» **EXERCISE GOAL**
Reproduce the records below in full and without edits, omitting images.

Collected data

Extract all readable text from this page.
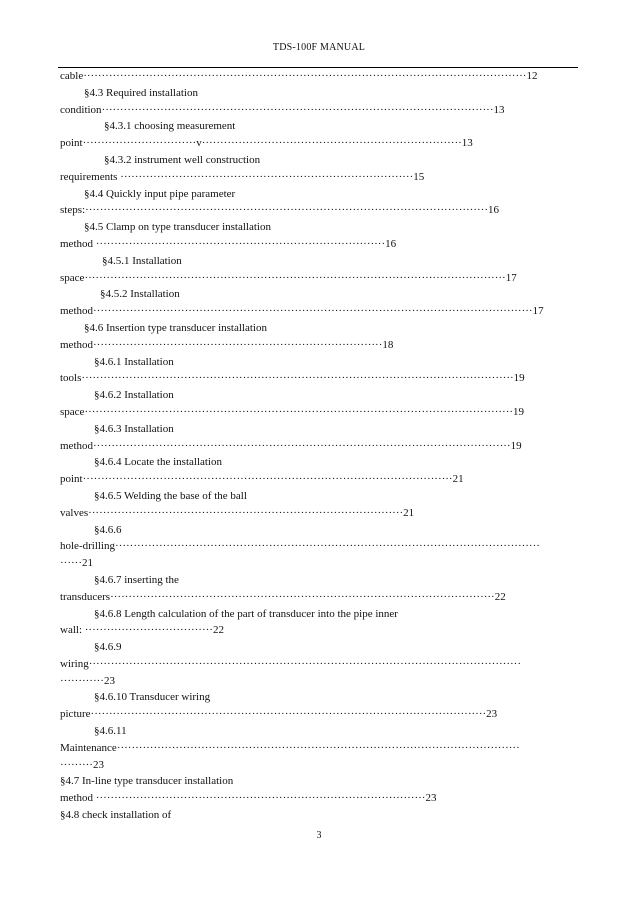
TDS-100F MANUAL
cable·························································································································12
§4.3 Required installation
condition···········································································································13
§4.3.1 choosing measurement
point·······························v·······································································13
§4.3.2 instrument well construction
requirements ················································································15
§4.4 Quickly input pipe parameter
steps:··············································································································16
§4.5 Clamp on type transducer installation
method ···············································································16
§4.5.1 Installation
space···················································································································17
§4.5.2 Installation
method························································································································17
§4.6 Insertion type transducer installation
method···············································································18
§4.6.1 Installation
tools······················································································································19
§4.6.2 Installation
space·····················································································································19
§4.6.3 Installation
method··················································································································19
§4.6.4 Locate the installation
point·····································································································21
§4.6.5 Welding the base of the ball
valves······················································································21
§4.6.6
hole-drilling····················································································································
······21
§4.6.7 inserting the
transducers·········································································································22
§4.6.8 Length calculation of the part of transducer into the pipe inner
wall: ···································22
§4.6.9
wiring······················································································································
············23
§4.6.10 Transducer wiring
picture············································································································23
§4.6.11
Maintenance··············································································································
·········23
§4.7 In-line type transducer installation
method ··························································································23
§4.8 check installation of
3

» **ANSWER TO THE PROBLEM**
Extract all readable text from this page.
TDS-100F MANUAL
cable·························································································································12
§4.3 Required installation
condition···········································································································13
§4.3.1 choosing measurement
point·······························v·······································································13
§4.3.2 instrument well construction
requirements ················································································15
§4.4 Quickly input pipe parameter
steps:··············································································································16
§4.5 Clamp on type transducer installation
method ···············································································16
§4.5.1 Installation
space···················································································································17
§4.5.2 Installation
method························································································································17
§4.6 Insertion type transducer installation
method···············································································18
§4.6.1 Installation
tools······················································································································19
§4.6.2 Installation
space·····················································································································19
§4.6.3 Installation
method··················································································································19
§4.6.4 Locate the installation
point·····································································································21
§4.6.5 Welding the base of the ball
valves······················································································21
§4.6.6
hole-drilling····················································································································
······21
§4.6.7 inserting the
transducers·········································································································22
§4.6.8 Length calculation of the part of transducer into the pipe inner
wall: ···································22
§4.6.9
wiring······················································································································
············23
§4.6.10 Transducer wiring
picture············································································································23
§4.6.11
Maintenance··············································································································
·········23
§4.7 In-line type transducer installation
method ··························································································23
§4.8 check installation of
3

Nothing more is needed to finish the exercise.